Task statement
Look for the string "text" and copy every line that has it.
---------- Given information ----------
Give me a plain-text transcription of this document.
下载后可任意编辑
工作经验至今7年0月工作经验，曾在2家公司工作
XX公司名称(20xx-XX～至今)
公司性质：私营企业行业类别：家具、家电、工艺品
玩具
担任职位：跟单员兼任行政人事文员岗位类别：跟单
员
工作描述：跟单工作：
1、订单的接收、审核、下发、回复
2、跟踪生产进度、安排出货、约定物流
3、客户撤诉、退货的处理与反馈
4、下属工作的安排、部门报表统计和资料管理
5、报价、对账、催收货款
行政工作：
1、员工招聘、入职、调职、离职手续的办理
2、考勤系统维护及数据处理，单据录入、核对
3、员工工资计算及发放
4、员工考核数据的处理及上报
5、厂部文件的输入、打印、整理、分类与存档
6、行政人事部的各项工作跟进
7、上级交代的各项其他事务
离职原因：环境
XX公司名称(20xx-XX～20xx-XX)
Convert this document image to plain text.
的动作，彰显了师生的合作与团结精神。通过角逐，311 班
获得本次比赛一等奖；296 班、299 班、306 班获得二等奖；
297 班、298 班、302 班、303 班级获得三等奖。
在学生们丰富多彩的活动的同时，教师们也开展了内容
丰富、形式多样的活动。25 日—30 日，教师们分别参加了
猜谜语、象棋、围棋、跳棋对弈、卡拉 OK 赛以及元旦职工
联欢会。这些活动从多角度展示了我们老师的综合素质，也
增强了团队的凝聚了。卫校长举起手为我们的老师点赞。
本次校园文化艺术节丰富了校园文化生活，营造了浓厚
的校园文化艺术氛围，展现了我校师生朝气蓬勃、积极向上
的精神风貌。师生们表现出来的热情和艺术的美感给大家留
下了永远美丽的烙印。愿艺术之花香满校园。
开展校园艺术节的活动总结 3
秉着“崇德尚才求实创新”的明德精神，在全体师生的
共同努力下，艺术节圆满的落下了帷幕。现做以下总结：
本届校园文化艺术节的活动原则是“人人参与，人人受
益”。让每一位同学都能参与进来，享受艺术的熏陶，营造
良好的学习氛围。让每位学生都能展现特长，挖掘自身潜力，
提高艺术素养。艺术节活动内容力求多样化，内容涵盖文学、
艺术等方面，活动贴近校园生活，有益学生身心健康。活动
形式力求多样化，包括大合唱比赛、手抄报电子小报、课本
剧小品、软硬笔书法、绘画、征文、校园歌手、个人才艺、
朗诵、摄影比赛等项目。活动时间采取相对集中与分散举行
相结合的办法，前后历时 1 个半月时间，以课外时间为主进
----------
Output for this task
Give me a plain-text transcription of this document.
Convert this document image to plain text.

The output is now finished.